-- begin Available records --
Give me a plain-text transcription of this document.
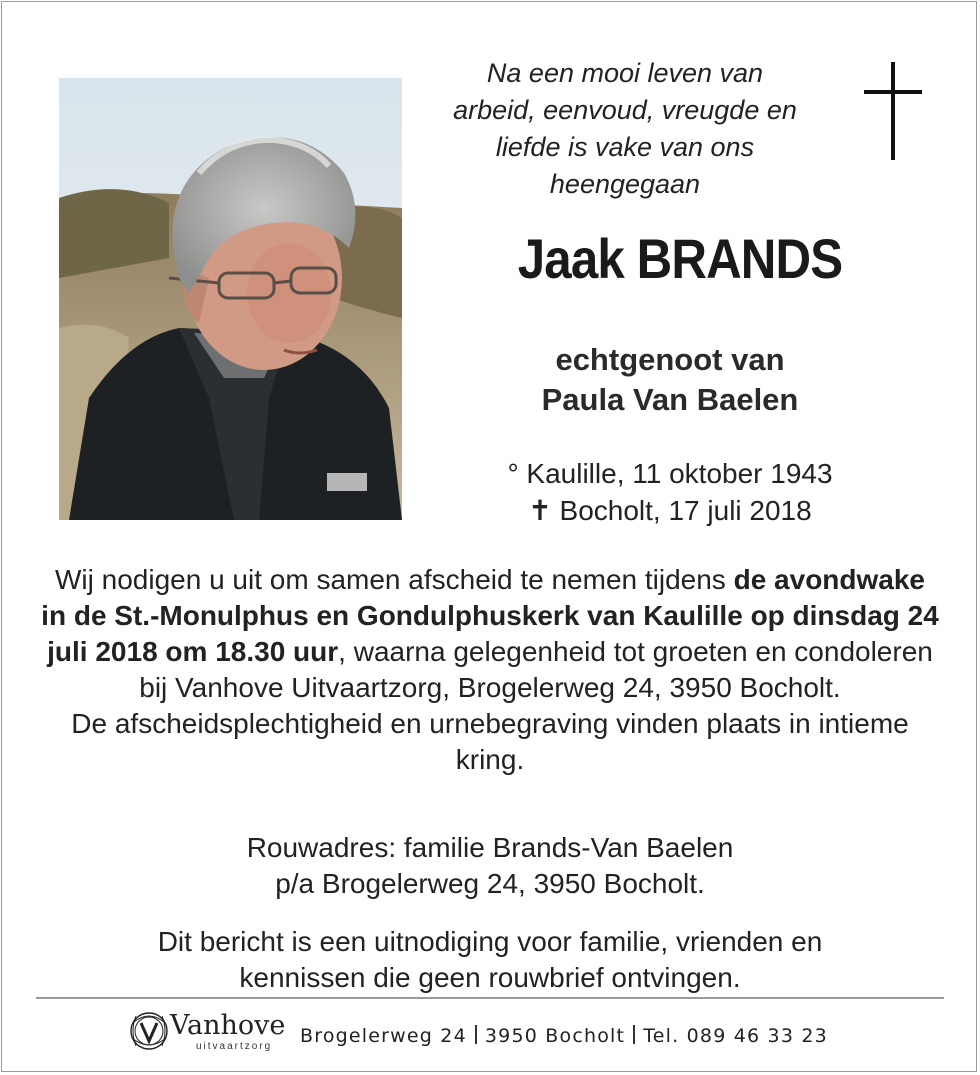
Na een mooi leven van
arbeid, eenvoud, vreugde en
liefde is vake van ons
heengegaan
Jaak BRANDS
echtgenoot van
Paula Van Baelen
° Kaulille, 11 oktober 1943
✝ Bocholt, 17 juli 2018
Wij nodigen u uit om samen afscheid te nemen tijdens de avondwake in de St.-Monulphus en Gondulphuskerk van Kaulille op dinsdag 24 juli 2018 om 18.30 uur, waarna gelegenheid tot groeten en condoleren bij Vanhove Uitvaartzorg, Brogelerweg 24, 3950 Bocholt.
De afscheidsplechtigheid en urnebegraving vinden plaats in intieme kring.
Rouwadres: familie Brands-Van Baelen
p/a Brogelerweg 24, 3950 Bocholt.
Dit bericht is een uitnodiging voor familie, vrienden en
kennissen die geen rouwbrief ontvingen.
Vanhove
uitvaartzorg Brogelerweg 24 3950 Bocholt Tel. 089 46 33 23
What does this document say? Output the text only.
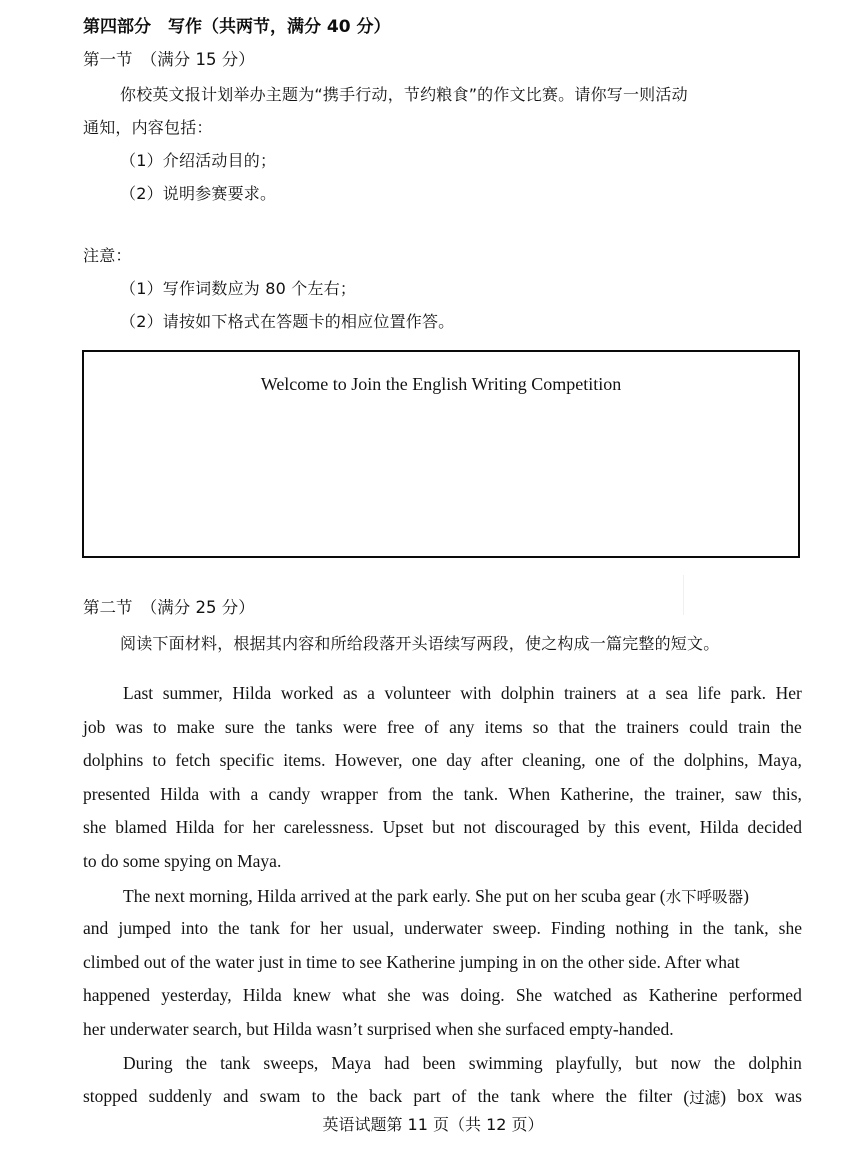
第四部分　写作（共两节，满分 40 分）
第一节　（满分 15 分）
你校英文报计划举办主题为“携手行动，节约粮食”的作文比赛。请你写一则活动
通知，内容包括：
（1）介绍活动目的；
（2）说明参赛要求。
注意：
（1）写作词数应为 80 个左右；
（2）请按如下格式在答题卡的相应位置作答。
Welcome to Join the English Writing Competition
第二节　（满分 25 分）
阅读下面材料，根据其内容和所给段落开头语续写两段，使之构成一篇完整的短文。
Last summer, Hilda worked as a volunteer with dolphin trainers at a sea life park. Her
job was to make sure the tanks were free of any items so that the trainers could train the
dolphins to fetch specific items. However, one day after cleaning, one of the dolphins, Maya,
presented Hilda with a candy wrapper from the tank. When Katherine, the trainer, saw this,
she blamed Hilda for her carelessness. Upset but not discouraged by this event, Hilda decided
to do some spying on Maya.
The next morning, Hilda arrived at the park early. She put on her scuba gear (水下呼吸器)
and jumped into the tank for her usual, underwater sweep. Finding nothing in the tank, she
climbed out of the water just in time to see Katherine jumping in on the other side. After what
happened yesterday, Hilda knew what she was doing. She watched as Katherine performed
her underwater search, but Hilda wasn’t surprised when she surfaced empty-handed.
During the tank sweeps, Maya had been swimming playfully, but now the dolphin
stopped suddenly and swam to the back part of the tank where the filter (过滤) box was
英语试题第 11 页（共 12 页）
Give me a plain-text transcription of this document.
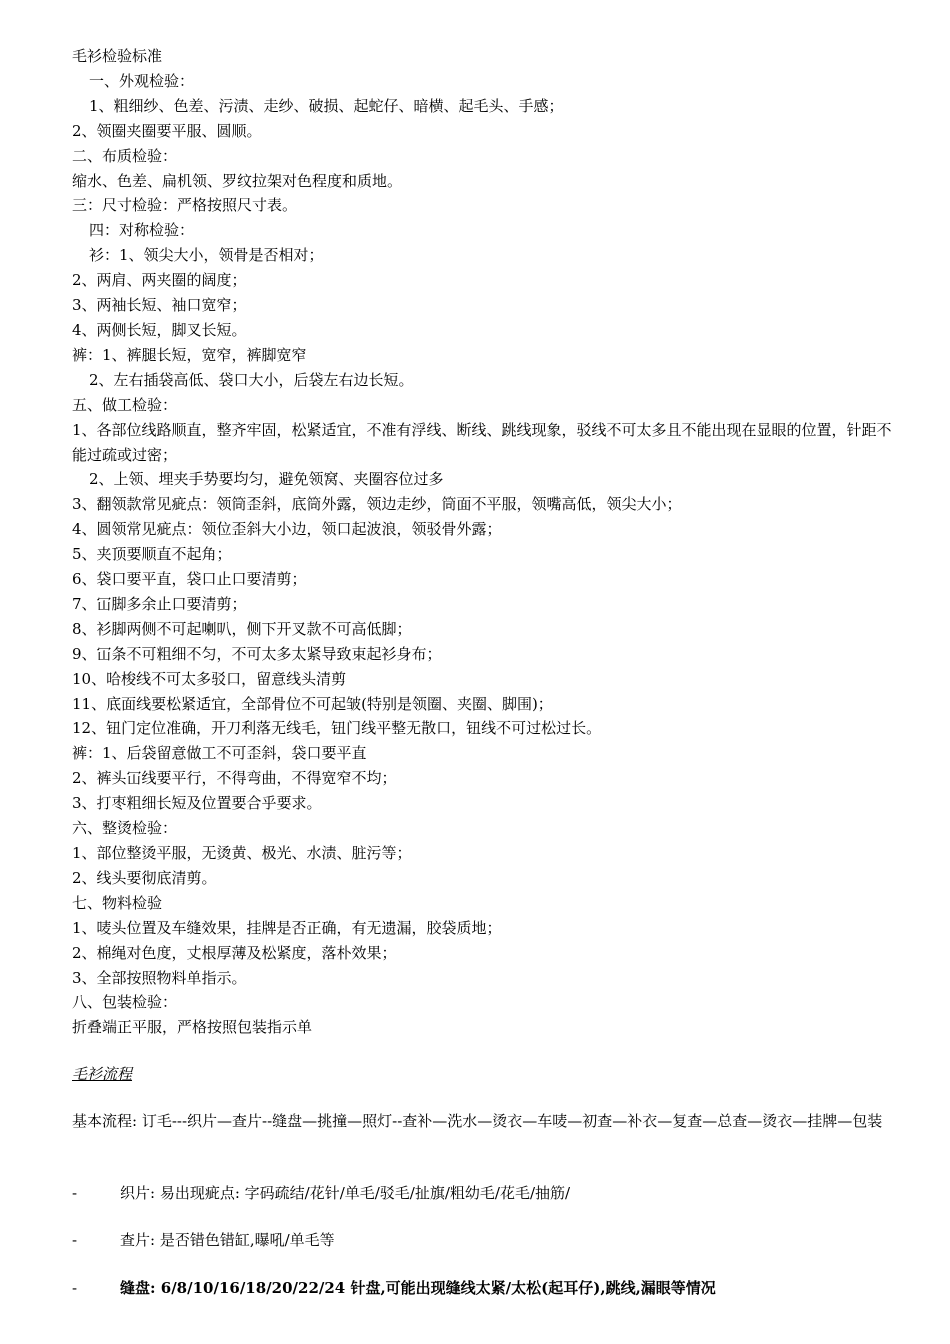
毛衫检验标准
一、外观检验：
1、粗细纱、色差、污渍、走纱、破损、起蛇仔、暗横、起毛头、手感；
2、领圈夹圈要平服、圆顺。
二、布质检验：
缩水、色差、扁机领、罗纹拉架对色程度和质地。
三：尺寸检验：严格按照尺寸表。
四：对称检验：
衫：1、领尖大小，领骨是否相对；
2、两肩、两夹圈的阔度；
3、两袖长短、袖口宽窄；
4、两侧长短，脚叉长短。
裤：1、裤腿长短，宽窄，裤脚宽窄
2、左右插袋高低、袋口大小，后袋左右边长短。
五、做工检验：
1、各部位线路顺直，整齐牢固，松紧适宜，不准有浮线、断线、跳线现象，驳线不可太多且不能出现在显眼的位置，针距不能过疏或过密；
2、上领、埋夹手势要均匀，避免领窝、夹圈容位过多
3、翻领款常见疵点：领筒歪斜，底筒外露，领边走纱，筒面不平服，领嘴高低，领尖大小；
4、圆领常见疵点：领位歪斜大小边，领口起波浪，领驳骨外露；
5、夹顶要顺直不起角；
6、袋口要平直，袋口止口要清剪；
7、冚脚多余止口要清剪；
8、衫脚两侧不可起喇叭，侧下开叉款不可高低脚；
9、冚条不可粗细不匀，不可太多太紧导致束起衫身布；
10、哈梭线不可太多驳口，留意线头清剪
11、底面线要松紧适宜，全部骨位不可起皱(特别是领圈、夹圈、脚围)；
12、钮门定位准确，开刀利落无线毛，钮门线平整无散口，钮线不可过松过长。
裤：1、后袋留意做工不可歪斜，袋口要平直
2、裤头冚线要平行，不得弯曲，不得宽窄不均；
3、打枣粗细长短及位置要合乎要求。
六、整烫检验：
1、部位整烫平服，无烫黄、极光、水渍、脏污等；
2、线头要彻底清剪。
七、物料检验
1、唛头位置及车缝效果，挂牌是否正确，有无遗漏，胶袋质地；
2、棉绳对色度，丈根厚薄及松紧度，落朴效果；
3、全部按照物料单指示。
八、包装检验：
折叠端正平服，严格按照包装指示单
毛衫流程
基本流程: 订毛---织片—查片--缝盘—挑撞—照灯--查补—洗水—烫衣—车唛—初查—补衣—复查—总查—烫衣—挂牌—包装
-	织片: 易出现疵点: 字码疏结/花针/单毛/驳毛/扯旗/粗幼毛/花毛/抽筋/
-	查片: 是否错色错缸,曝吼/单毛等
-	缝盘: 6/8/10/16/18/20/22/24 针盘,可能出现缝线太紧/太松(起耳仔),跳线,漏眼等情况
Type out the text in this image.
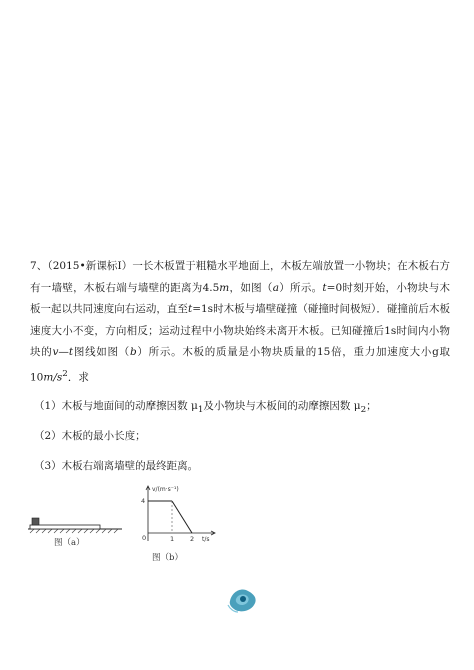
7、（2015•新课标Ⅰ）一长木板置于粗糙水平地面上，木板左端放置一小物块；在木板右方有一墙壁，木板右端与墙壁的距离为4.5m，如图（a）所示。t=0时刻开始，小物块与木板一起以共同速度向右运动，直至t=1s时木板与墙壁碰撞（碰撞时间极短）．碰撞前后木板速度大小不变，方向相反；运动过程中小物块始终未离开木板。已知碰撞后1s时间内小物块的v—t图线如图（b）所示。木板的质量是小物块质量的15倍，重力加速度大小g取$10m/s^2$．求

（1）木板与地面间的动摩擦因数 $\mu_1$及小物块与木板间的动摩擦因数 $\mu_2$；
（2）木板的最小长度；
（3）木板右端离墙壁的最终距离。
图（a）
v/(m·s⁻¹)
4
0	1 2 t/s
图（b）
-- end Available records --
◆ What is asked ◆
Transcribe all of the records above character for character. Exclude the pictures.

◆ Solution for this task ◆
Give me a plain-text transcription of this document.
Na een mooi leven van
arbeid, eenvoud, vreugde en
liefde is vake van ons
heengegaan
Jaak BRANDS
echtgenoot van
Paula Van Baelen
° Kaulille, 11 oktober 1943
✝ Bocholt, 17 juli 2018
Wij nodigen u uit om samen afscheid te nemen tijdens de avondwake in de St.-Monulphus en Gondulphuskerk van Kaulille op dinsdag 24 juli 2018 om 18.30 uur, waarna gelegenheid tot groeten en condoleren bij Vanhove Uitvaartzorg, Brogelerweg 24, 3950 Bocholt.
De afscheidsplechtigheid en urnebegraving vinden plaats in intieme kring.
Rouwadres: familie Brands-Van Baelen
p/a Brogelerweg 24, 3950 Bocholt.
Dit bericht is een uitnodiging voor familie, vrienden en
kennissen die geen rouwbrief ontvingen.
Vanhove
uitvaartzorg Brogelerweg 24 3950 Bocholt Tel. 089 46 33 23
What does this document say? Output the text only.
第四部分　写作（共两节，满分 40 分）
第一节　（满分 15 分）
你校英文报计划举办主题为“携手行动，节约粮食”的作文比赛。请你写一则活动
通知，内容包括：
（1）介绍活动目的；
（2）说明参赛要求。
注意：
（1）写作词数应为 80 个左右；
（2）请按如下格式在答题卡的相应位置作答。
Welcome to Join the English Writing Competition
第二节　（满分 25 分）
阅读下面材料，根据其内容和所给段落开头语续写两段，使之构成一篇完整的短文。
Last summer, Hilda worked as a volunteer with dolphin trainers at a sea life park. Her
job was to make sure the tanks were free of any items so that the trainers could train the
dolphins to fetch specific items. However, one day after cleaning, one of the dolphins, Maya,
presented Hilda with a candy wrapper from the tank. When Katherine, the trainer, saw this,
she blamed Hilda for her carelessness. Upset but not discouraged by this event, Hilda decided
to do some spying on Maya.
The next morning, Hilda arrived at the park early. She put on her scuba gear (水下呼吸器)
and jumped into the tank for her usual, underwater sweep. Finding nothing in the tank, she
climbed out of the water just in time to see Katherine jumping in on the other side. After what
happened yesterday, Hilda knew what she was doing. She watched as Katherine performed
her underwater search, but Hilda wasn’t surprised when she surfaced empty-handed.
During the tank sweeps, Maya had been swimming playfully, but now the dolphin
stopped suddenly and swam to the back part of the tank where the filter (过滤) box was
英语试题第 11 页（共 12 页）
Give me a plain-text transcription of this document.
毛衫检验标准
一、外观检验：
1、粗细纱、色差、污渍、走纱、破损、起蛇仔、暗横、起毛头、手感；
2、领圈夹圈要平服、圆顺。
二、布质检验：
缩水、色差、扁机领、罗纹拉架对色程度和质地。
三：尺寸检验：严格按照尺寸表。
四：对称检验：
衫：1、领尖大小，领骨是否相对；
2、两肩、两夹圈的阔度；
3、两袖长短、袖口宽窄；
4、两侧长短，脚叉长短。
裤：1、裤腿长短，宽窄，裤脚宽窄
2、左右插袋高低、袋口大小，后袋左右边长短。
五、做工检验：
1、各部位线路顺直，整齐牢固，松紧适宜，不准有浮线、断线、跳线现象，驳线不可太多且不能出现在显眼的位置，针距不能过疏或过密；
2、上领、埋夹手势要均匀，避免领窝、夹圈容位过多
3、翻领款常见疵点：领筒歪斜，底筒外露，领边走纱，筒面不平服，领嘴高低，领尖大小；
4、圆领常见疵点：领位歪斜大小边，领口起波浪，领驳骨外露；
5、夹顶要顺直不起角；
6、袋口要平直，袋口止口要清剪；
7、冚脚多余止口要清剪；
8、衫脚两侧不可起喇叭，侧下开叉款不可高低脚；
9、冚条不可粗细不匀，不可太多太紧导致束起衫身布；
10、哈梭线不可太多驳口，留意线头清剪
11、底面线要松紧适宜，全部骨位不可起皱(特别是领圈、夹圈、脚围)；
12、钮门定位准确，开刀利落无线毛，钮门线平整无散口，钮线不可过松过长。
裤：1、后袋留意做工不可歪斜，袋口要平直
2、裤头冚线要平行，不得弯曲，不得宽窄不均；
3、打枣粗细长短及位置要合乎要求。
六、整烫检验：
1、部位整烫平服，无烫黄、极光、水渍、脏污等；
2、线头要彻底清剪。
七、物料检验
1、唛头位置及车缝效果，挂牌是否正确，有无遗漏，胶袋质地；
2、棉绳对色度，丈根厚薄及松紧度，落朴效果；
3、全部按照物料单指示。
八、包装检验：
折叠端正平服，严格按照包装指示单
毛衫流程
基本流程: 订毛---织片—查片--缝盘—挑撞—照灯--查补—洗水—烫衣—车唛—初查—补衣—复查—总查—烫衣—挂牌—包装
-	织片: 易出现疵点: 字码疏结/花针/单毛/驳毛/扯旗/粗幼毛/花毛/抽筋/
-	查片: 是否错色错缸,曝吼/单毛等
-	缝盘: 6/8/10/16/18/20/22/24 针盘,可能出现缝线太紧/太松(起耳仔),跳线,漏眼等情况
Type out the text in this image.
7、（2015•新课标Ⅰ）一长木板置于粗糙水平地面上，木板左端放置一小物块；在木板右方有一墙壁，木板右端与墙壁的距离为4.5m，如图（a）所示。t=0时刻开始，小物块与木板一起以共同速度向右运动，直至t=1s时木板与墙壁碰撞（碰撞时间极短）．碰撞前后木板速度大小不变，方向相反；运动过程中小物块始终未离开木板。已知碰撞后1s时间内小物块的v—t图线如图（b）所示。木板的质量是小物块质量的15倍，重力加速度大小g取$10m/s^2$．求

（1）木板与地面间的动摩擦因数 $\mu_1$及小物块与木板间的动摩擦因数 $\mu_2$；
（2）木板的最小长度；
（3）木板右端离墙壁的最终距离。
图（a）
v/(m·s⁻¹)
4
0	1 2 t/s
图（b）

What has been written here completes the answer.